Task brief:
Copy whichever lines contain the string "вместимостью".

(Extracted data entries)

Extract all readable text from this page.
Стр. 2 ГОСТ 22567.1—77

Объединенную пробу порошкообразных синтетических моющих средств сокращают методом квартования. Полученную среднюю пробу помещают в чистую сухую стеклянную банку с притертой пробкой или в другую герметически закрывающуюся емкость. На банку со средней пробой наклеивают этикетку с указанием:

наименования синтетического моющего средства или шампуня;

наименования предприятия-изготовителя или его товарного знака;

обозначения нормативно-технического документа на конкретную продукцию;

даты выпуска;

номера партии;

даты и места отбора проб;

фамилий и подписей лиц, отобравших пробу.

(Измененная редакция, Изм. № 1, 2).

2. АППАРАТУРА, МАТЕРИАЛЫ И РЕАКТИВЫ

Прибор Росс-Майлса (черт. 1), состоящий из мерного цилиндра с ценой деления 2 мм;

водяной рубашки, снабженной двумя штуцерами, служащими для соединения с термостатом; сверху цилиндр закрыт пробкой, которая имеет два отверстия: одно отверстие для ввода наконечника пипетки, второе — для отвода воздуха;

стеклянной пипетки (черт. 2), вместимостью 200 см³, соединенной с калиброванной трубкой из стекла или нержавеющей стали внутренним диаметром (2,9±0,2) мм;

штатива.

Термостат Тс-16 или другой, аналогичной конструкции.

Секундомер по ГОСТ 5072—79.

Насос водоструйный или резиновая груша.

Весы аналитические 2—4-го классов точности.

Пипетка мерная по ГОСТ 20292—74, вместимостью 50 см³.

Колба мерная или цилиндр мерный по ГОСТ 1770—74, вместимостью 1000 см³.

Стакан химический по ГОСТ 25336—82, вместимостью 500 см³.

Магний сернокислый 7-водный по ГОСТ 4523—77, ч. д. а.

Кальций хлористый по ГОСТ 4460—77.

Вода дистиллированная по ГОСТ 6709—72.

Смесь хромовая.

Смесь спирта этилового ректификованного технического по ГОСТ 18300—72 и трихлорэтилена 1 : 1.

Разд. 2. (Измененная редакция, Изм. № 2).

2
...
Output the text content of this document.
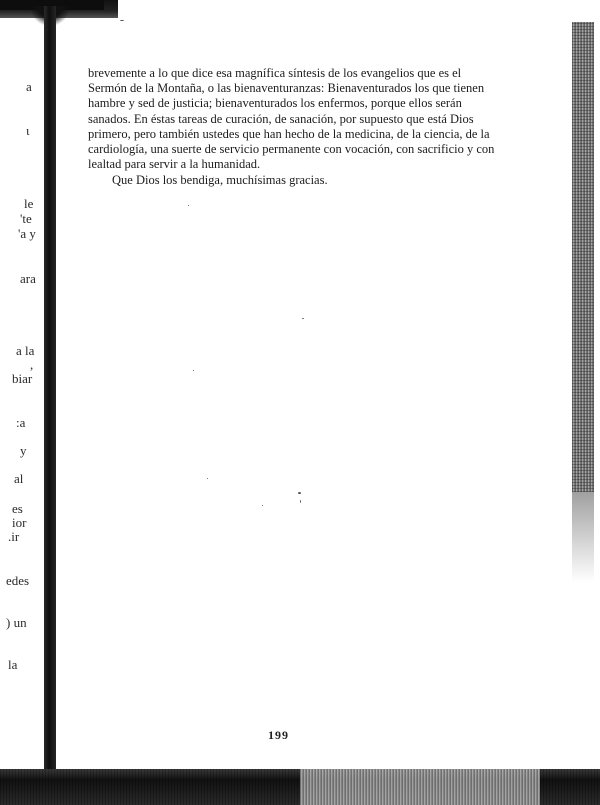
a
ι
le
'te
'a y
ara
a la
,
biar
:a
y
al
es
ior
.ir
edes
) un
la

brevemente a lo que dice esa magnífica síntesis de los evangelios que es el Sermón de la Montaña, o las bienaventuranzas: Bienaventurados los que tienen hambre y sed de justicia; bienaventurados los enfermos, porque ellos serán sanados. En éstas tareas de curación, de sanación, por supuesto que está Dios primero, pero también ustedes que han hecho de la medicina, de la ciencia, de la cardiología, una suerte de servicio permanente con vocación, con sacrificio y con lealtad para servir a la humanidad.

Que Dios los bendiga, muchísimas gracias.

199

The reply:
стеклянной пипетки (черт. 2), вместимостью 200 см³, соединенной с калиброванной трубкой из стекла или нержавеющей стали внутренним диаметром (2,9±0,2) мм;
Пипетка мерная по ГОСТ 20292—74, вместимостью 50 см³.
Колба мерная или цилиндр мерный по ГОСТ 1770—74, вместимостью 1000 см³.
Стакан химический по ГОСТ 25336—82, вместимостью 500 см³.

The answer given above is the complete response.